__Direction__
Copy all the material below, exactly as it stands.

__The records__
= = = =
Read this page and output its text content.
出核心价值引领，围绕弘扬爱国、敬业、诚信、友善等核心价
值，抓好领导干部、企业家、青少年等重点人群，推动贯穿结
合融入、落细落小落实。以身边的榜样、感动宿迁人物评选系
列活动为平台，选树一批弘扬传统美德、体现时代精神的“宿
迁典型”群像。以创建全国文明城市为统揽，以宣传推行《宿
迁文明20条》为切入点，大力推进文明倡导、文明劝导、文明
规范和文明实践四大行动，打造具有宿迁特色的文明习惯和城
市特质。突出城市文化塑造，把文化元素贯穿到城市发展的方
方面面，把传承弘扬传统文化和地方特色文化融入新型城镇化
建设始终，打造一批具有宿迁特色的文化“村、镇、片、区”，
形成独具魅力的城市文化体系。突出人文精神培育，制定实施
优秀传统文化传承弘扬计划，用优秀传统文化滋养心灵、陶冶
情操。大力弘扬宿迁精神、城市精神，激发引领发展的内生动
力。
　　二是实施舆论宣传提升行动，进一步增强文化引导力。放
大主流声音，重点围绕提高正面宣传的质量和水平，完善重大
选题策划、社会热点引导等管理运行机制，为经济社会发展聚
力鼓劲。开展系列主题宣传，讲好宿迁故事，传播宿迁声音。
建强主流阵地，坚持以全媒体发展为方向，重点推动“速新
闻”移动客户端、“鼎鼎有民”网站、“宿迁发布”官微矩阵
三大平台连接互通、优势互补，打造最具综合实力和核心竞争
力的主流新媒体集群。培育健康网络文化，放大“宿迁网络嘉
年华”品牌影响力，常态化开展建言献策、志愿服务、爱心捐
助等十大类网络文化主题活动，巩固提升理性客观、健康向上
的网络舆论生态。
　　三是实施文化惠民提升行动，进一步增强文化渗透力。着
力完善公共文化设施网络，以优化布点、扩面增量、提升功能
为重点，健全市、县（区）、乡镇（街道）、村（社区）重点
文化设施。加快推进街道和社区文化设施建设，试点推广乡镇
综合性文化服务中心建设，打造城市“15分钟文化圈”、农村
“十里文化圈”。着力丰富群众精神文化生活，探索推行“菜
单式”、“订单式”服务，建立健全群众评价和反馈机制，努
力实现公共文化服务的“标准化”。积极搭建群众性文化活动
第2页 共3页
= = = =
__Written response__
Read this page and output its text content.
出核心价值引领，围绕弘扬爱国、敬业、诚信、友善等核心价
值，抓好领导干部、企业家、青少年等重点人群，推动贯穿结
合融入、落细落小落实。以身边的榜样、感动宿迁人物评选系
列活动为平台，选树一批弘扬传统美德、体现时代精神的“宿
迁典型”群像。以创建全国文明城市为统揽，以宣传推行《宿
迁文明20条》为切入点，大力推进文明倡导、文明劝导、文明
规范和文明实践四大行动，打造具有宿迁特色的文明习惯和城
市特质。突出城市文化塑造，把文化元素贯穿到城市发展的方
方面面，把传承弘扬传统文化和地方特色文化融入新型城镇化
建设始终，打造一批具有宿迁特色的文化“村、镇、片、区”，
形成独具魅力的城市文化体系。突出人文精神培育，制定实施
优秀传统文化传承弘扬计划，用优秀传统文化滋养心灵、陶冶
情操。大力弘扬宿迁精神、城市精神，激发引领发展的内生动
力。
　　二是实施舆论宣传提升行动，进一步增强文化引导力。放
大主流声音，重点围绕提高正面宣传的质量和水平，完善重大
选题策划、社会热点引导等管理运行机制，为经济社会发展聚
力鼓劲。开展系列主题宣传，讲好宿迁故事，传播宿迁声音。
建强主流阵地，坚持以全媒体发展为方向，重点推动“速新
闻”移动客户端、“鼎鼎有民”网站、“宿迁发布”官微矩阵
三大平台连接互通、优势互补，打造最具综合实力和核心竞争
力的主流新媒体集群。培育健康网络文化，放大“宿迁网络嘉
年华”品牌影响力，常态化开展建言献策、志愿服务、爱心捐
助等十大类网络文化主题活动，巩固提升理性客观、健康向上
的网络舆论生态。
　　三是实施文化惠民提升行动，进一步增强文化渗透力。着
力完善公共文化设施网络，以优化布点、扩面增量、提升功能
为重点，健全市、县（区）、乡镇（街道）、村（社区）重点
文化设施。加快推进街道和社区文化设施建设，试点推广乡镇
综合性文化服务中心建设，打造城市“15分钟文化圈”、农村
“十里文化圈”。着力丰富群众精神文化生活，探索推行“菜
单式”、“订单式”服务，建立健全群众评价和反馈机制，努
力实现公共文化服务的“标准化”。积极搭建群众性文化活动
第2页 共3页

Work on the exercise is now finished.